• ACTIVITIES:
1. Answer these questions using the text on trauma bonds:
(a) Which book by Bessel van der Kolk does the text quote?
(b) In B.F. Skinner's experiments, what did the rats do when rewards came on a random schedule?
(c) Which book by Peter Levine does the text quote?
2. Carry on the text on trauma bonds from where it stops.

A trauma bond doesn’t always look like abuse. It can look like passion, devotion, even love - but it is love entangled with survival. It is a bond built through cycles of harm and relief, where pain and comfort come from the same source.
Bessel van der Kolk, in The Body Keeps the Score, describes how trauma rewires the brain’s sense of safety:
“Being traumatised means continuing to organize your life as if the trauma were still going on - unchanged and immutable - as every new encounter or event is contaminated by the past.”
In trauma bonds, love is not the only force at play. Intermittent reinforcement - the unpredictable pattern of affection followed by withdrawal - creates a neurological addiction. The brain learns to crave relief from the same place that causes distress, locking the nervous system into a state of hypervigilance, always searching for the next moment of warmth.
This isn’t just psychological; it’s biological. B.F. Skinner’s experiments with rats found that when rewards (like food) were given on a random schedule, the subjects would keep pressing the lever compulsively - even after the rewards stopped. The unpredictability itself became the hook. The same mechanism is at work in trauma bonding. When kindness is sporadic and unpredictable, it creates a stronger attachment than consistent affection would. The nervous system is trained to tolerate suffering in anticipation of relief.
Peter Levine, in Waking the Tiger, writes:
“The paradox of trauma is that it has both the power to destroy and the power to transform and resurrect.”
And this is why trauma bonds persist. Even when a person knows the relationship is harmful, the nervous system clings to the hope of transformation. The belief that this time will be different.

• RECORDED INFORMATION:
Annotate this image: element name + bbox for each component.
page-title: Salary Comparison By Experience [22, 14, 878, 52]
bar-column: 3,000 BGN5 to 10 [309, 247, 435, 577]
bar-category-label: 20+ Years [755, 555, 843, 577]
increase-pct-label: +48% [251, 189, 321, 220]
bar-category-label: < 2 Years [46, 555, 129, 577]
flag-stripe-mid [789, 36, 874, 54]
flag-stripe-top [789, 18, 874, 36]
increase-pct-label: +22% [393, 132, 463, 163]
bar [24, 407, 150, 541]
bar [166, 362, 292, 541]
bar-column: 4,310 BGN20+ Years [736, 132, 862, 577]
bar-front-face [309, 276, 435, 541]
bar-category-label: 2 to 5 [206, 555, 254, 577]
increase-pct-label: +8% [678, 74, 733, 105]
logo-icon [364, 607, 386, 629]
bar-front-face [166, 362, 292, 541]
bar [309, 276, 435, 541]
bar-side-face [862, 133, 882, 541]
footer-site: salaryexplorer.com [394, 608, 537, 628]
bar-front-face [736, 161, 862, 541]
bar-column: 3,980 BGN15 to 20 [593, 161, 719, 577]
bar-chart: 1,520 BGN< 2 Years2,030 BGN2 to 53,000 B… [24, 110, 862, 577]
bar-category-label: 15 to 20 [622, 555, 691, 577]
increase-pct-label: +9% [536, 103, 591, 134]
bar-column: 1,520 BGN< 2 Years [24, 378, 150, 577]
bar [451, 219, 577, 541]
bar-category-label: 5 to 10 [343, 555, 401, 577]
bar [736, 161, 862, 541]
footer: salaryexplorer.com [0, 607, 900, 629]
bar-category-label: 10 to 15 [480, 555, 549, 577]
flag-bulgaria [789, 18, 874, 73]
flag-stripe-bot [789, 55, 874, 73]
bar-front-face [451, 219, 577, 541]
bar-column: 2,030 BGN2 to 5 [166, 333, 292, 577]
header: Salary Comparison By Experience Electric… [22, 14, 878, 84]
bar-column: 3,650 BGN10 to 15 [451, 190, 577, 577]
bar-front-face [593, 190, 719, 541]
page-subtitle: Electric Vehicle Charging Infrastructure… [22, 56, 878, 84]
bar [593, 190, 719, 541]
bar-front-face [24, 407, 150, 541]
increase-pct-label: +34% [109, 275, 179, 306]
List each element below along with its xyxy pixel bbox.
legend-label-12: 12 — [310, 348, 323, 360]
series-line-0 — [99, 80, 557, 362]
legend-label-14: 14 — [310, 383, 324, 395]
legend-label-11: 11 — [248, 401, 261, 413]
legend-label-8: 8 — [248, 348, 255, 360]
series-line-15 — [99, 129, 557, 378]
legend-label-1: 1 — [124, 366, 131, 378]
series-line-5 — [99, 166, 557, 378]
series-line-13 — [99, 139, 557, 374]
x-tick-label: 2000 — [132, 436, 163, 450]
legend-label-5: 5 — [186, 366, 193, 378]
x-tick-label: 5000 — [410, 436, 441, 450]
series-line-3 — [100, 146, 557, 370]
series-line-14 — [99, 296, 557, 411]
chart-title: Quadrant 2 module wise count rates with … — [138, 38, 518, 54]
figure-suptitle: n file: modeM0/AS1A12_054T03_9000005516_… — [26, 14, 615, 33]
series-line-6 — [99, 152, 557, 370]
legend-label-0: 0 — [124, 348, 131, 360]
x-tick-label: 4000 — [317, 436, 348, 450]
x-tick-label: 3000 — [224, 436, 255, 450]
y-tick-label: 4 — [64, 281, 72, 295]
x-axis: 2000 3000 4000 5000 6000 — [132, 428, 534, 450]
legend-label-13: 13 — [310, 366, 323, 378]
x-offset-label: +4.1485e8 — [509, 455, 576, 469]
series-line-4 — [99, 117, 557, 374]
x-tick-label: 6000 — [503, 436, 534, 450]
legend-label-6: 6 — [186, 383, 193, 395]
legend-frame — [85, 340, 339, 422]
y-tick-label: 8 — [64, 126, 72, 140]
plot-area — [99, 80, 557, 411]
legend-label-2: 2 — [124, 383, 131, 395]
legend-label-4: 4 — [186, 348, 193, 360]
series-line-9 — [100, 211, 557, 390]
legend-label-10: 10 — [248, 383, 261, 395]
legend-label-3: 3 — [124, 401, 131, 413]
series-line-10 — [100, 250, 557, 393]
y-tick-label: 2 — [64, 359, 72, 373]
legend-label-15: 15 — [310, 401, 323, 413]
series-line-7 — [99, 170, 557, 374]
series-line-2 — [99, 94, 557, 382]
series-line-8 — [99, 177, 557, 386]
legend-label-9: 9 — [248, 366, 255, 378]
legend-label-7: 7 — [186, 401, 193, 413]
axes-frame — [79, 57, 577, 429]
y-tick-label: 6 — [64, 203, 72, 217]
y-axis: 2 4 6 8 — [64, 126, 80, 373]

• RESPONSES TO THE EXERCISE:
1.
(a) The Body Keeps the Score.
(b) They kept pressing the lever compulsively, even after the rewards stopped.
(c) Waking the Tiger.

2.
Why It’s So Hard to Let Go
Breaking a trauma bond is not just about leaving the person - it is about unwinding a biochemical loop. The mind can understand the need to walk away, but the body does not. It remains addicted to the pattern, waiting for the next emotional high, the next moment of tenderness after withdrawal.
Even after the relationship ends, memories linger not just because of attachment, but because of the body’s unresolved survival response. The nervous system still scans for danger, still braces for the familiar rhythm of tension and release. This is why people often find themselves obsessing over the relationship, replaying conversations, craving closure that will never come.
This is where healing begins - not just through logic, but through retraining the nervous system to find safety outside the cycle.
Can There Be Love in a Trauma Bond?
It’s important to recognize that love can exist within a trauma bond - but the bond itself is sustained by something deeper than love alone. The psychological mechanisms at play - fear, dependency, intermittent reinforcement - can make the relationship feel more intense, more irreplaceable, more consuming than a healthy one. This intensity is often mistaken for a sign of deeper connection, when in reality, it is a sign of psychological entrapment.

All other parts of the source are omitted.